- Istruzioni e requisiti
Ricopia parola per parola tutto il testo sull'Afghanistan, senza cambiare nulla.

- Estratto del documento
Otto cose su questa tragedia

Sono rimasto molto colpito da quello che sta succedendo in Afghanistan, probabilmente anche perché – per quello che faccio – parlo tutti i giorni con persone che dai talebani sono fuggite, e che hanno persone a cui vogliono bene che sono scappate o si stanno preparando a scappare in queste ore.

Sono anche rimasto colpito dalla grettezza di tanti commenti che hanno visto nell’immensa tragedia umana di quello che sta succedendo, soltanto la sconfitta di un nemico politico (o la vittoria del proprio ego). Questi commenti sono stati non soltanto cinici, ma anche perlopiù sciocchi, confusi o smemorati. Per questo ho messo assieme un piccolo compendio di cose che penso sia importante ricordare (o conoscere), soprattutto scritte senza domandarmi “a chi convengono”. Ciascuno di questi punti, scritti oggi velocemente, meriterebbe un saggio di per sé, perdonate quindi le semplificazioni.

Asilo
Il Paese dal quale arrivano più richiedenti asilo in Europa attraverso la Grecia è l’Afghanistan già dal 2018, anno in cui ha superato la Siria (che continua a essere seconda). Non c’è dubbio che ciò che sta succedendo creerà un esodo di persone in fuga, come si è già visto dai video e dalle foto della gente all’aeroporto o agli uffici consolari. Vivere sotto ai talebani è un inferno, per tutti, e per alcuni ancora di più. Non facciamoci illusioni, non siamo i buoni: nonostante le dichiarazioni, e a parte qualche ristrettissimo ponte umanitario, è estremamente improbabile che qualunque Stato europeo (o gli Stati Uniti, o qualunque Paese al mondo in realtà) apra le porte alla gente che scappa dall’Afghanistan.

- Materiale fornito

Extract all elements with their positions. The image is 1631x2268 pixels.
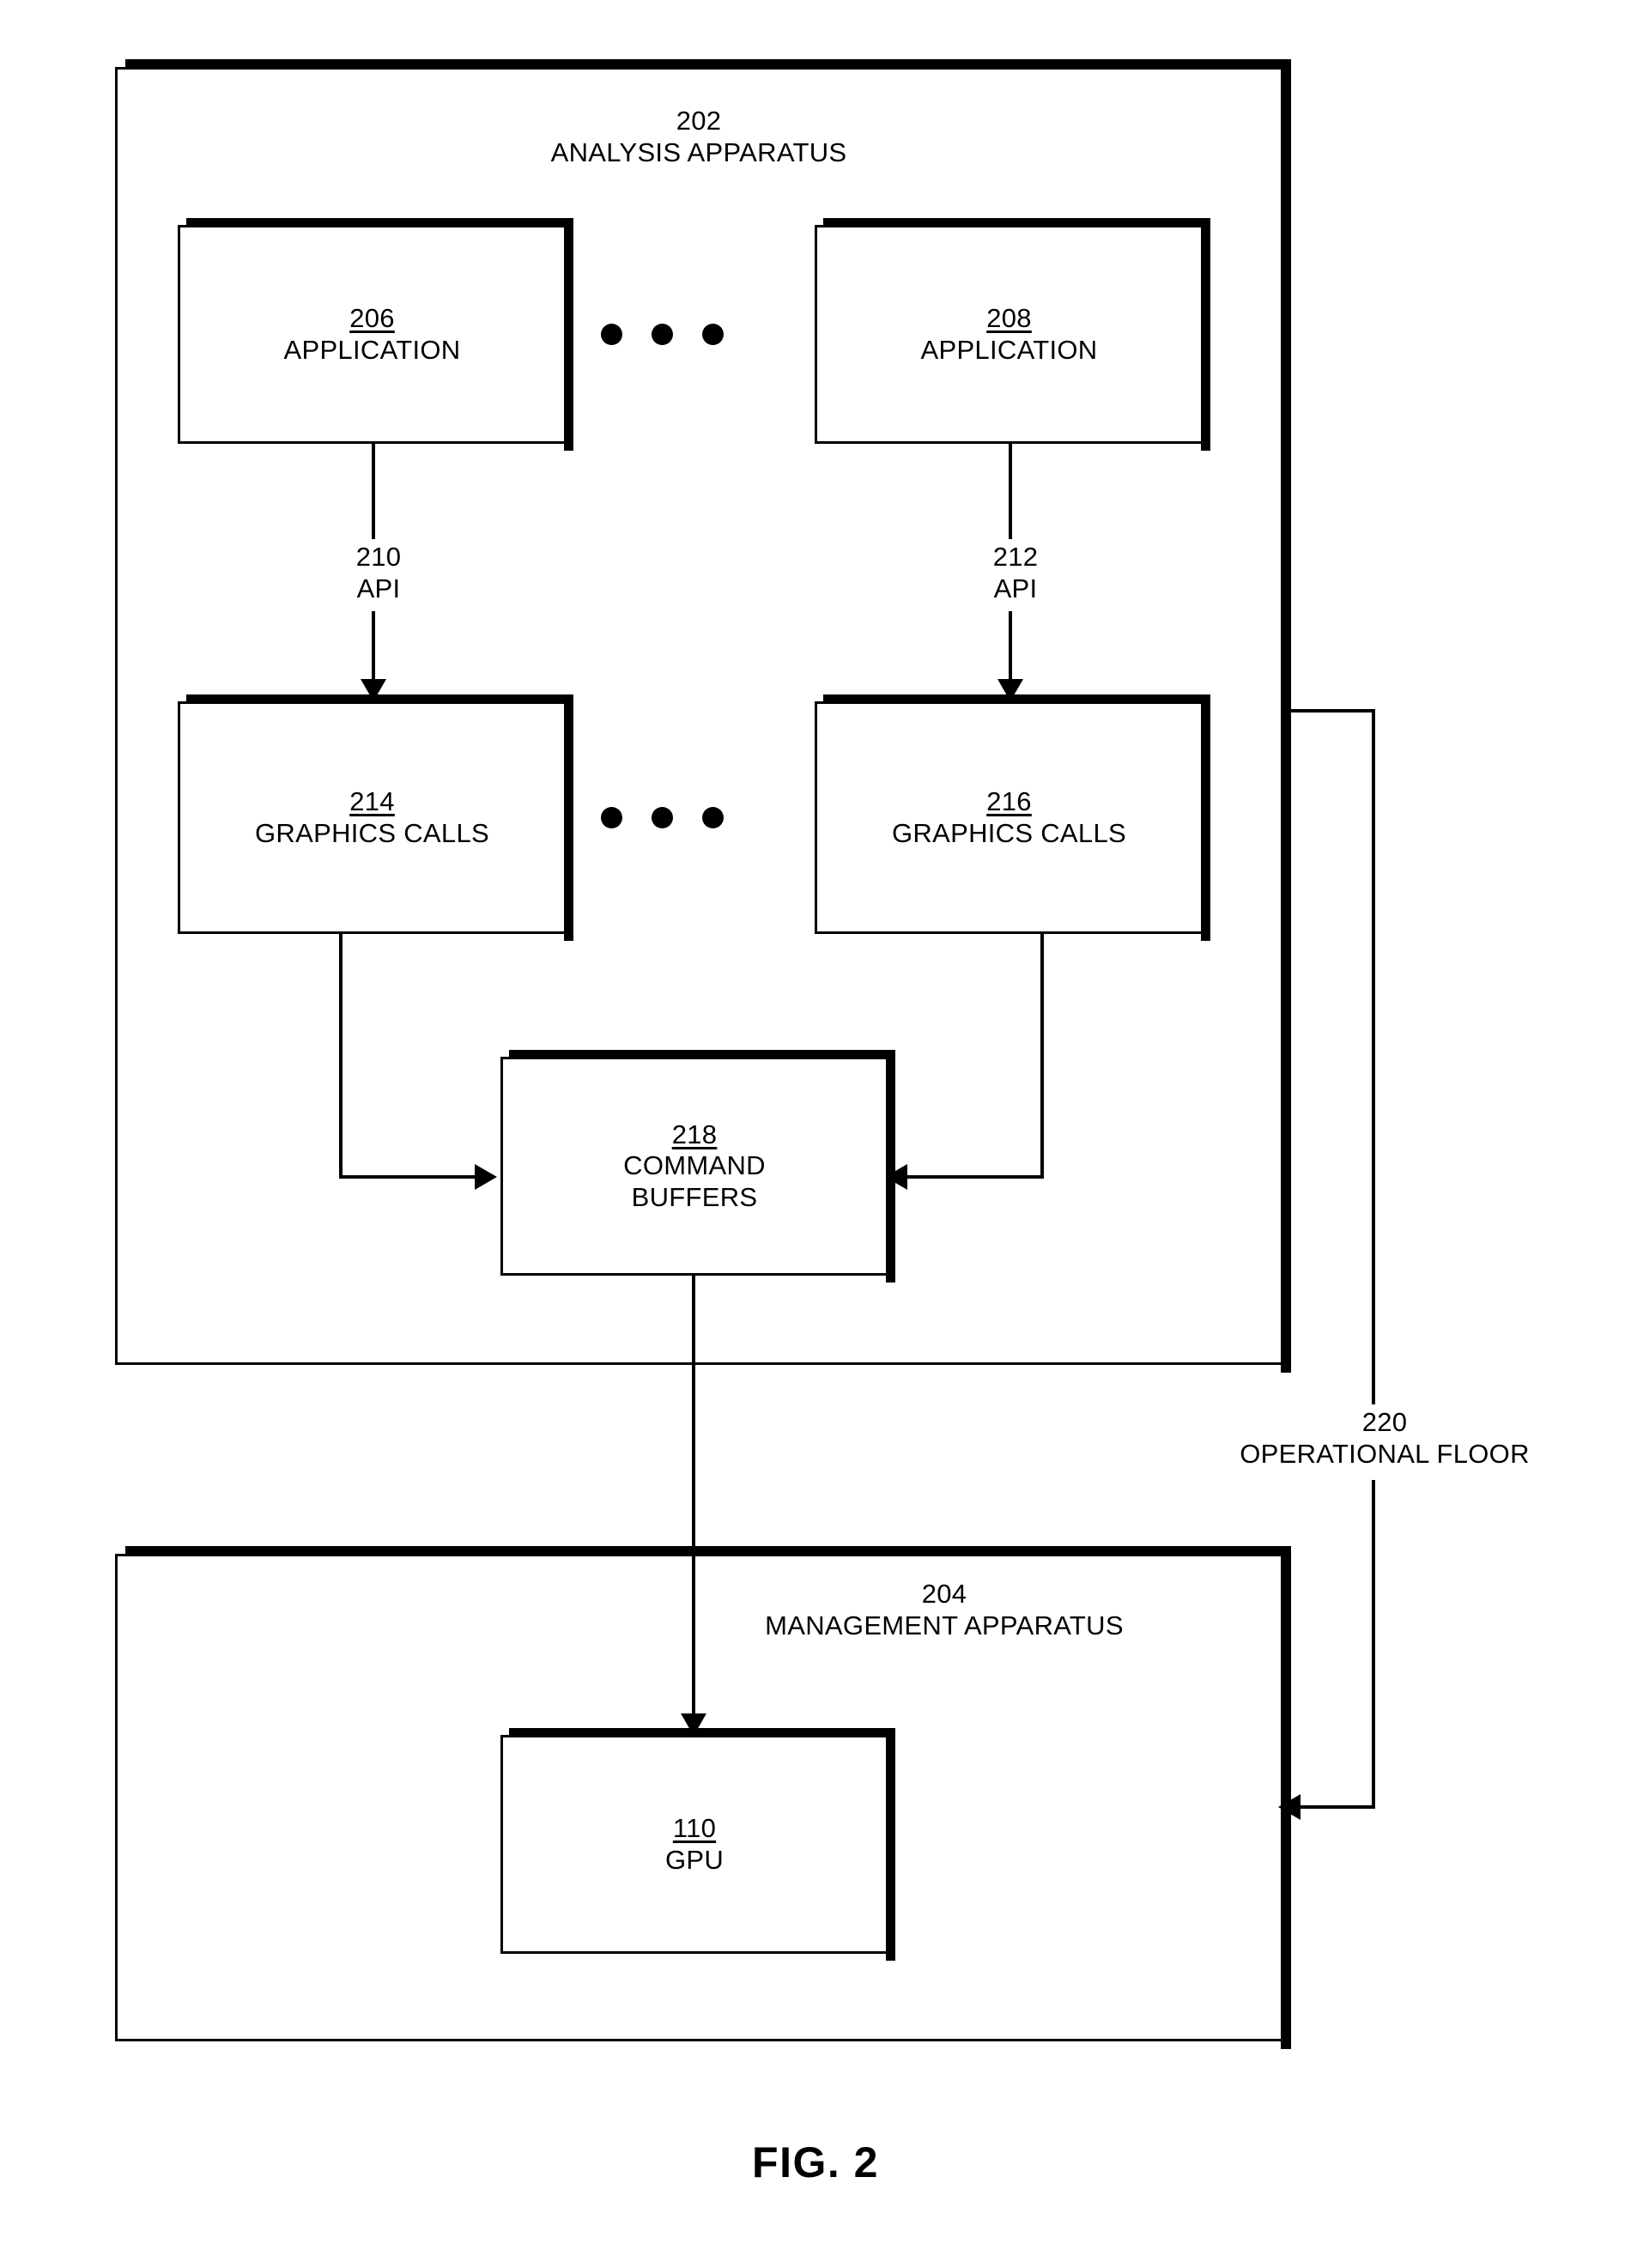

- Soluzione del problema
Otto cose su questa tragedia

Sono rimasto molto colpito da quello che sta succedendo in Afghanistan, probabilmente anche perché – per quello che faccio – parlo tutti i giorni con persone che dai talebani sono fuggite, e che hanno persone a cui vogliono bene che sono scappate o si stanno preparando a scappare in queste ore.

Sono anche rimasto colpito dalla grettezza di tanti commenti che hanno visto nell’immensa tragedia umana di quello che sta succedendo, soltanto la sconfitta di un nemico politico (o la vittoria del proprio ego). Questi commenti sono stati non soltanto cinici, ma anche perlopiù sciocchi, confusi o smemorati. Per questo ho messo assieme un piccolo compendio di cose che penso sia importante ricordare (o conoscere), soprattutto scritte senza domandarmi “a chi convengono”. Ciascuno di questi punti, scritti oggi velocemente, meriterebbe un saggio di per sé, perdonate quindi le semplificazioni.

Asilo
Il Paese dal quale arrivano più richiedenti asilo in Europa attraverso la Grecia è l’Afghanistan già dal 2018, anno in cui ha superato la Siria (che continua a essere seconda). Non c’è dubbio che ciò che sta succedendo creerà un esodo di persone in fuga, come si è già visto dai video e dalle foto della gente all’aeroporto o agli uffici consolari. Vivere sotto ai talebani è un inferno, per tutti, e per alcuni ancora di più. Non facciamoci illusioni, non siamo i buoni: nonostante le dichiarazioni, e a parte qualche ristrettissimo ponte umanitario, è estremamente improbabile che qualunque Stato europeo (o gli Stati Uniti, o qualunque Paese al mondo in realtà) apra le porte alla gente che scappa dall’Afghanistan.